• [The request] Please pull out every line that includes the string "водоотвода".

• [Input material]
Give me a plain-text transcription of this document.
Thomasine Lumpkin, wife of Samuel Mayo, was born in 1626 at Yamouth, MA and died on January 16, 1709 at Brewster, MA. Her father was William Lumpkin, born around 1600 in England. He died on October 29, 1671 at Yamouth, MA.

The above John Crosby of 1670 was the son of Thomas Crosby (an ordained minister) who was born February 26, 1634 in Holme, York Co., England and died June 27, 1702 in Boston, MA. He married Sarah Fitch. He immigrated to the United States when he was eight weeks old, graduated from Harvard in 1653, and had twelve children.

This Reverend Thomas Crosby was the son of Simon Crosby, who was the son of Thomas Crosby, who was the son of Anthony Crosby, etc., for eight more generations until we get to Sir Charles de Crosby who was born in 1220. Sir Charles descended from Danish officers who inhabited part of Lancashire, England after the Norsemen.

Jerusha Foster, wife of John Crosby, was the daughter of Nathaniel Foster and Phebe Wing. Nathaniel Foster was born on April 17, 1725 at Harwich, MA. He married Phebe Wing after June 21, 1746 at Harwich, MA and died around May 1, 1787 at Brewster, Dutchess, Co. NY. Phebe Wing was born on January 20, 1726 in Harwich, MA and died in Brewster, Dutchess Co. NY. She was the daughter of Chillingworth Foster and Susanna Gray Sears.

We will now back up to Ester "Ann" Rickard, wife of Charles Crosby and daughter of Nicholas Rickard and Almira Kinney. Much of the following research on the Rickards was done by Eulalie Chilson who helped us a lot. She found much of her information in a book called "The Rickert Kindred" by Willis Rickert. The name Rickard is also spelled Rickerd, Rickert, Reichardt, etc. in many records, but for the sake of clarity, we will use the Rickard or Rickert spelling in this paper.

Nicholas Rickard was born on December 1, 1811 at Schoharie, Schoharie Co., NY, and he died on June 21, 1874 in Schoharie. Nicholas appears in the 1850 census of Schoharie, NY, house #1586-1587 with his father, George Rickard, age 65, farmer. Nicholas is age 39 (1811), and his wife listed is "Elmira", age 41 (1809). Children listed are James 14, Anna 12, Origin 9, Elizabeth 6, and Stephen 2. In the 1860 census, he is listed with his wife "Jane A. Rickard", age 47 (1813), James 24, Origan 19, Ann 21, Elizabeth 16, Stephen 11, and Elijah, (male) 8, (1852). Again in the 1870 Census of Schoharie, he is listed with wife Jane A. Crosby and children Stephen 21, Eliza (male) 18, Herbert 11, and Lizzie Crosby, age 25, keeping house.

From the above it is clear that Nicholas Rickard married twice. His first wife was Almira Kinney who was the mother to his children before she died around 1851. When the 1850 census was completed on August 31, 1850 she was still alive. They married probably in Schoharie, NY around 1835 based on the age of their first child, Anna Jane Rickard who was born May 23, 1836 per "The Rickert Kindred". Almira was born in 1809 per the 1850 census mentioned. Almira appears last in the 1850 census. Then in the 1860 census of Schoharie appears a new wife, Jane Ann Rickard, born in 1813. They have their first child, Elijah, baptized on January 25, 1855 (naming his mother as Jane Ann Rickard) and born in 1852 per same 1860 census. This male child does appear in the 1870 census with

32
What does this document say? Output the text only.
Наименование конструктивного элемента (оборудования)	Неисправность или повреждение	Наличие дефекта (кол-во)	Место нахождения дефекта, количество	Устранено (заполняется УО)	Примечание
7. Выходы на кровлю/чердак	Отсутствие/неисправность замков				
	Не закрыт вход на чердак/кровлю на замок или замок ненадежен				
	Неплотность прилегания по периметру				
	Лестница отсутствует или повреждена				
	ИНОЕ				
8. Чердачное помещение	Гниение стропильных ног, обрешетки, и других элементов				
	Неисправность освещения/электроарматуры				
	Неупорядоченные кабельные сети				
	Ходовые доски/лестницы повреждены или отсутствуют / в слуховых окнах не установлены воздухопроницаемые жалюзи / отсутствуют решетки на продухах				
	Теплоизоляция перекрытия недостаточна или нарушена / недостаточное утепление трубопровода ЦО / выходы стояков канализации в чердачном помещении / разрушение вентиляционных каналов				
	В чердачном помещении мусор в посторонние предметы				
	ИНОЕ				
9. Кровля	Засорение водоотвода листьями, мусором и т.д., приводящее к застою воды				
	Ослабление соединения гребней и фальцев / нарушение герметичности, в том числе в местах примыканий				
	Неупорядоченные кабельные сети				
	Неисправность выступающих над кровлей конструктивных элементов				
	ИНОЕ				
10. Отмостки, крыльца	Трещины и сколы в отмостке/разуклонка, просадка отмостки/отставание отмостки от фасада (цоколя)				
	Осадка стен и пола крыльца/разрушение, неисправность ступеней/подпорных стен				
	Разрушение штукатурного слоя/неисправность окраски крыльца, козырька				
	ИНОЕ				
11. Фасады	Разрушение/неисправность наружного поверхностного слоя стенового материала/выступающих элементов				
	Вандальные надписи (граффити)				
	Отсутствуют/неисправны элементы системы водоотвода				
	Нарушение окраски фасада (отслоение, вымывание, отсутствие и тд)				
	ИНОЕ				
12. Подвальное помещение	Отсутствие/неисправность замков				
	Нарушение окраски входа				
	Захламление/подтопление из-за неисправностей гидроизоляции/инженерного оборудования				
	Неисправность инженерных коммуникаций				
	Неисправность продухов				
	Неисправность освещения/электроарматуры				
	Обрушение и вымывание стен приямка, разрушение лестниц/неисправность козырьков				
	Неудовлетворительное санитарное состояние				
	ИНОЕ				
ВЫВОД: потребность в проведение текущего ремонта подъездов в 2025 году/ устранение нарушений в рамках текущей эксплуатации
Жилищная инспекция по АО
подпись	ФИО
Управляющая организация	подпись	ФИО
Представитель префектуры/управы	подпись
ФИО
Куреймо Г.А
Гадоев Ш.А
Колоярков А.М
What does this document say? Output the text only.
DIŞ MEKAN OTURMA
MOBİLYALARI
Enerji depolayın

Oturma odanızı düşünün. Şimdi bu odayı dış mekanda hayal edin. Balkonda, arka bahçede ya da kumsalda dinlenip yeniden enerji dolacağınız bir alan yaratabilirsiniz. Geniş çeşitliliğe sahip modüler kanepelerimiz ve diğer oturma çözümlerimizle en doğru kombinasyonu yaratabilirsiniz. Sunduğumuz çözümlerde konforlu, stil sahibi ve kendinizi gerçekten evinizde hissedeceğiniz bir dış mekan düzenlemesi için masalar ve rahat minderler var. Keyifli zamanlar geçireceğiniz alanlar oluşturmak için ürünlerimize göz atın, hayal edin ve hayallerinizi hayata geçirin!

• [Right answer]
9. Кровля	Засорение водоотвода листьями, мусором и т.д., приводящее к застою воды				
	Отсутствуют/неисправны элементы системы водоотвода				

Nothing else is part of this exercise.